Data records
************

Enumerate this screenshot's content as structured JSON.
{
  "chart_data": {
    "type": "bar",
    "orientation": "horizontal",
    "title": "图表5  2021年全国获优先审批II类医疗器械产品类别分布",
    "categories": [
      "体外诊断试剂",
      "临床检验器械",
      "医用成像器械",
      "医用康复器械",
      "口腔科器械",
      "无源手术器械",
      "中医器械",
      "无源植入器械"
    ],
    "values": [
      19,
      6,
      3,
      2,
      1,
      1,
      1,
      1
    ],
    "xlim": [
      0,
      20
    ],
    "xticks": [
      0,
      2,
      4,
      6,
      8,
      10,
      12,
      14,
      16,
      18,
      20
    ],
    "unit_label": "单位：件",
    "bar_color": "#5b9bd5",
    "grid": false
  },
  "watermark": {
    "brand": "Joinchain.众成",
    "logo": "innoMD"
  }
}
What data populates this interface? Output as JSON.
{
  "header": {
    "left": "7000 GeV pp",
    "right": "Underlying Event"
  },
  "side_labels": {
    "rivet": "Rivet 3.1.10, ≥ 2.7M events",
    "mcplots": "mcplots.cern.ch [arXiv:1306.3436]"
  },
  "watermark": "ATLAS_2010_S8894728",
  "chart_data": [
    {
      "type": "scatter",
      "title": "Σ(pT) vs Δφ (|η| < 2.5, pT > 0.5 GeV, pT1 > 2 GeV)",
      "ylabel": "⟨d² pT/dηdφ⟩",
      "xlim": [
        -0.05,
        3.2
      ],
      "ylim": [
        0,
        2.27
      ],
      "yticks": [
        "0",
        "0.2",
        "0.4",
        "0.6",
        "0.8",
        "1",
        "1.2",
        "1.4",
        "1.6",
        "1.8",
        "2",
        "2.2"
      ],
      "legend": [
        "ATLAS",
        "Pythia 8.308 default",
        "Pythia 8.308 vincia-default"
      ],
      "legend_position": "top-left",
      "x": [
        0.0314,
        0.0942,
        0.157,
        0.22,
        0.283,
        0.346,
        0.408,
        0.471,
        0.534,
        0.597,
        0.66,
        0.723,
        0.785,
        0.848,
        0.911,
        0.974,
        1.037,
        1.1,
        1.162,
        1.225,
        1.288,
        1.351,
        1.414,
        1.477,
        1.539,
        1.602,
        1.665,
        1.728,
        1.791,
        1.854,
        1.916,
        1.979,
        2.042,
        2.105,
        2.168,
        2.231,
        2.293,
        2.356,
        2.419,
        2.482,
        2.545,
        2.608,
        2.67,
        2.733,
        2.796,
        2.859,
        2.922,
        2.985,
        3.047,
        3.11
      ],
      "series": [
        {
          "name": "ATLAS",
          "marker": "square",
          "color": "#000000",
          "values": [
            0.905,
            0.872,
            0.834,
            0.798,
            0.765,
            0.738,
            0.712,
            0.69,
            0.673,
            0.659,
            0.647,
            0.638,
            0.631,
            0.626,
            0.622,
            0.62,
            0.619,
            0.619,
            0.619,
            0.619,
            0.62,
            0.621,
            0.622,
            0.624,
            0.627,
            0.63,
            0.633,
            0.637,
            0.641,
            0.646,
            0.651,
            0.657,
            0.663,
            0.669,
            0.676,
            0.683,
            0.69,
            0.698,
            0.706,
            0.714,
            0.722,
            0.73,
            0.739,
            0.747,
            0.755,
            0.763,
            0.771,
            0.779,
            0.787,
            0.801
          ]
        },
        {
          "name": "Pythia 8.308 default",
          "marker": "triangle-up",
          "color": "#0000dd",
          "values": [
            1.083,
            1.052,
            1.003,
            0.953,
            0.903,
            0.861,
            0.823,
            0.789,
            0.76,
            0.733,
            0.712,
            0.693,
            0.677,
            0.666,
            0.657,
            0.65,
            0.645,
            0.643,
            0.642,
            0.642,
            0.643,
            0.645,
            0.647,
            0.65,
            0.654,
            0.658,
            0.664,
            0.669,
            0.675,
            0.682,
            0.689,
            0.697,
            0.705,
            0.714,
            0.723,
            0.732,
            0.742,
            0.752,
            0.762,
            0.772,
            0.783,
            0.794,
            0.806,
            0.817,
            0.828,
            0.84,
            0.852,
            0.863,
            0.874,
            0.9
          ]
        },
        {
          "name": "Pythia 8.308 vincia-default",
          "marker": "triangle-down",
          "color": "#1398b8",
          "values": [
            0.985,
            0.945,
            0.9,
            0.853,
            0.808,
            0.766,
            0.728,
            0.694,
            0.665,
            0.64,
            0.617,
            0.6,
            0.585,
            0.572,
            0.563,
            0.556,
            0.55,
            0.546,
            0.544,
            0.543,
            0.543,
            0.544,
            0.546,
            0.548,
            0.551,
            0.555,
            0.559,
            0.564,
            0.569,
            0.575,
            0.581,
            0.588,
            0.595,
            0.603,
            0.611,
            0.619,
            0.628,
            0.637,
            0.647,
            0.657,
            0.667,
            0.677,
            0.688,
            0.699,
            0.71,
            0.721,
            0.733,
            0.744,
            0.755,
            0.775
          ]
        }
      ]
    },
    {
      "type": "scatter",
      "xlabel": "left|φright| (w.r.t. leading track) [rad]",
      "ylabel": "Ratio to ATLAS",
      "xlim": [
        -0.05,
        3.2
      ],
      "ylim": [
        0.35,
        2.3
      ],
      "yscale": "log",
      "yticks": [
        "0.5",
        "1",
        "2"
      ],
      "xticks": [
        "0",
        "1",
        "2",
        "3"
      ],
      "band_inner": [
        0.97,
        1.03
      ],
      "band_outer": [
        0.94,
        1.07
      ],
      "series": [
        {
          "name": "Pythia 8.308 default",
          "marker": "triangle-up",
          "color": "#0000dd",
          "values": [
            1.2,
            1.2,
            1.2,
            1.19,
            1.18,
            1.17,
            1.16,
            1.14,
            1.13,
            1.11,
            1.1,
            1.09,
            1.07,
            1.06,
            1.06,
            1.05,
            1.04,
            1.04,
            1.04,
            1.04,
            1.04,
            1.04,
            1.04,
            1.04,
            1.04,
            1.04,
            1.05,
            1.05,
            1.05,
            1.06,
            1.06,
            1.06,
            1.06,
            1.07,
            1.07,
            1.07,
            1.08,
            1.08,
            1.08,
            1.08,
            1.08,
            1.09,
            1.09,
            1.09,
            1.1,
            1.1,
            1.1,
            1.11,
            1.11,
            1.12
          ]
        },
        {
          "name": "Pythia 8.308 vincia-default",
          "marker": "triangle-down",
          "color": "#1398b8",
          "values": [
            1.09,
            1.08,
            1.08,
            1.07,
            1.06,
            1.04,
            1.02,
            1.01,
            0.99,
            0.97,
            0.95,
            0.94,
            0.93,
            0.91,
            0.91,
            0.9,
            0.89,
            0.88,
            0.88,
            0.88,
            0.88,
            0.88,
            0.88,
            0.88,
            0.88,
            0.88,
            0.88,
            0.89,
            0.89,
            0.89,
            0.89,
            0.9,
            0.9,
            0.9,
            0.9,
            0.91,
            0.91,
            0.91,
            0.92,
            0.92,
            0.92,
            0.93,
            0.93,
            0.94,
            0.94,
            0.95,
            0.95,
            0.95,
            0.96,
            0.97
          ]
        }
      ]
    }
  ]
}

************

INSTRUCTIONS FOR THE TASK: Exactly as written, please output every entry.

SOLUTION BELOW:
Enumerate this screenshot's content as structured JSON.
{
  "chart_data": {
    "type": "bar",
    "orientation": "horizontal",
    "title": "图表5  2021年全国获优先审批II类医疗器械产品类别分布",
    "categories": [
      "体外诊断试剂",
      "临床检验器械",
      "医用成像器械",
      "医用康复器械",
      "口腔科器械",
      "无源手术器械",
      "中医器械",
      "无源植入器械"
    ],
    "values": [
      19,
      6,
      3,
      2,
      1,
      1,
      1,
      1
    ],
    "xlim": [
      0,
      20
    ],
    "xticks": [
      0,
      2,
      4,
      6,
      8,
      10,
      12,
      14,
      16,
      18,
      20
    ],
    "unit_label": "单位：件",
    "bar_color": "#5b9bd5",
    "grid": false
  },
  "watermark": {
    "brand": "Joinchain.众成",
    "logo": "innoMD"
  }
}
What data populates this interface? Output as JSON.
{
  "header": {
    "left": "7000 GeV pp",
    "right": "Underlying Event"
  },
  "side_labels": {
    "rivet": "Rivet 3.1.10, ≥ 2.7M events",
    "mcplots": "mcplots.cern.ch [arXiv:1306.3436]"
  },
  "watermark": "ATLAS_2010_S8894728",
  "chart_data": [
    {
      "type": "scatter",
      "title": "Σ(pT) vs Δφ (|η| < 2.5, pT > 0.5 GeV, pT1 > 2 GeV)",
      "ylabel": "⟨d² pT/dηdφ⟩",
      "xlim": [
        -0.05,
        3.2
      ],
      "ylim": [
        0,
        2.27
      ],
      "yticks": [
        "0",
        "0.2",
        "0.4",
        "0.6",
        "0.8",
        "1",
        "1.2",
        "1.4",
        "1.6",
        "1.8",
        "2",
        "2.2"
      ],
      "legend": [
        "ATLAS",
        "Pythia 8.308 default",
        "Pythia 8.308 vincia-default"
      ],
      "legend_position": "top-left",
      "x": [
        0.0314,
        0.0942,
        0.157,
        0.22,
        0.283,
        0.346,
        0.408,
        0.471,
        0.534,
        0.597,
        0.66,
        0.723,
        0.785,
        0.848,
        0.911,
        0.974,
        1.037,
        1.1,
        1.162,
        1.225,
        1.288,
        1.351,
        1.414,
        1.477,
        1.539,
        1.602,
        1.665,
        1.728,
        1.791,
        1.854,
        1.916,
        1.979,
        2.042,
        2.105,
        2.168,
        2.231,
        2.293,
        2.356,
        2.419,
        2.482,
        2.545,
        2.608,
        2.67,
        2.733,
        2.796,
        2.859,
        2.922,
        2.985,
        3.047,
        3.11
      ],
      "series": [
        {
          "name": "ATLAS",
          "marker": "square",
          "color": "#000000",
          "values": [
            0.905,
            0.872,
            0.834,
            0.798,
            0.765,
            0.738,
            0.712,
            0.69,
            0.673,
            0.659,
            0.647,
            0.638,
            0.631,
            0.626,
            0.622,
            0.62,
            0.619,
            0.619,
            0.619,
            0.619,
            0.62,
            0.621,
            0.622,
            0.624,
            0.627,
            0.63,
            0.633,
            0.637,
            0.641,
            0.646,
            0.651,
            0.657,
            0.663,
            0.669,
            0.676,
            0.683,
            0.69,
            0.698,
            0.706,
            0.714,
            0.722,
            0.73,
            0.739,
            0.747,
            0.755,
            0.763,
            0.771,
            0.779,
            0.787,
            0.801
          ]
        },
        {
          "name": "Pythia 8.308 default",
          "marker": "triangle-up",
          "color": "#0000dd",
          "values": [
            1.083,
            1.052,
            1.003,
            0.953,
            0.903,
            0.861,
            0.823,
            0.789,
            0.76,
            0.733,
            0.712,
            0.693,
            0.677,
            0.666,
            0.657,
            0.65,
            0.645,
            0.643,
            0.642,
            0.642,
            0.643,
            0.645,
            0.647,
            0.65,
            0.654,
            0.658,
            0.664,
            0.669,
            0.675,
            0.682,
            0.689,
            0.697,
            0.705,
            0.714,
            0.723,
            0.732,
            0.742,
            0.752,
            0.762,
            0.772,
            0.783,
            0.794,
            0.806,
            0.817,
            0.828,
            0.84,
            0.852,
            0.863,
            0.874,
            0.9
          ]
        },
        {
          "name": "Pythia 8.308 vincia-default",
          "marker": "triangle-down",
          "color": "#1398b8",
          "values": [
            0.985,
            0.945,
            0.9,
            0.853,
            0.808,
            0.766,
            0.728,
            0.694,
            0.665,
            0.64,
            0.617,
            0.6,
            0.585,
            0.572,
            0.563,
            0.556,
            0.55,
            0.546,
            0.544,
            0.543,
            0.543,
            0.544,
            0.546,
            0.548,
            0.551,
            0.555,
            0.559,
            0.564,
            0.569,
            0.575,
            0.581,
            0.588,
            0.595,
            0.603,
            0.611,
            0.619,
            0.628,
            0.637,
            0.647,
            0.657,
            0.667,
            0.677,
            0.688,
            0.699,
            0.71,
            0.721,
            0.733,
            0.744,
            0.755,
            0.775
          ]
        }
      ]
    },
    {
      "type": "scatter",
      "xlabel": "left|φright| (w.r.t. leading track) [rad]",
      "ylabel": "Ratio to ATLAS",
      "xlim": [
        -0.05,
        3.2
      ],
      "ylim": [
        0.35,
        2.3
      ],
      "yscale": "log",
      "yticks": [
        "0.5",
        "1",
        "2"
      ],
      "xticks": [
        "0",
        "1",
        "2",
        "3"
      ],
      "band_inner": [
        0.97,
        1.03
      ],
      "band_outer": [
        0.94,
        1.07
      ],
      "series": [
        {
          "name": "Pythia 8.308 default",
          "marker": "triangle-up",
          "color": "#0000dd",
          "values": [
            1.2,
            1.2,
            1.2,
            1.19,
            1.18,
            1.17,
            1.16,
            1.14,
            1.13,
            1.11,
            1.1,
            1.09,
            1.07,
            1.06,
            1.06,
            1.05,
            1.04,
            1.04,
            1.04,
            1.04,
            1.04,
            1.04,
            1.04,
            1.04,
            1.04,
            1.04,
            1.05,
            1.05,
            1.05,
            1.06,
            1.06,
            1.06,
            1.06,
            1.07,
            1.07,
            1.07,
            1.08,
            1.08,
            1.08,
            1.08,
            1.08,
            1.09,
            1.09,
            1.09,
            1.1,
            1.1,
            1.1,
            1.11,
            1.11,
            1.12
          ]
        },
        {
          "name": "Pythia 8.308 vincia-default",
          "marker": "triangle-down",
          "color": "#1398b8",
          "values": [
            1.09,
            1.08,
            1.08,
            1.07,
            1.06,
            1.04,
            1.02,
            1.01,
            0.99,
            0.97,
            0.95,
            0.94,
            0.93,
            0.91,
            0.91,
            0.9,
            0.89,
            0.88,
            0.88,
            0.88,
            0.88,
            0.88,
            0.88,
            0.88,
            0.88,
            0.88,
            0.88,
            0.89,
            0.89,
            0.89,
            0.89,
            0.9,
            0.9,
            0.9,
            0.9,
            0.91,
            0.91,
            0.91,
            0.92,
            0.92,
            0.92,
            0.93,
            0.93,
            0.94,
            0.94,
            0.95,
            0.95,
            0.95,
            0.96,
            0.97
          ]
        }
      ]
    }
  ]
}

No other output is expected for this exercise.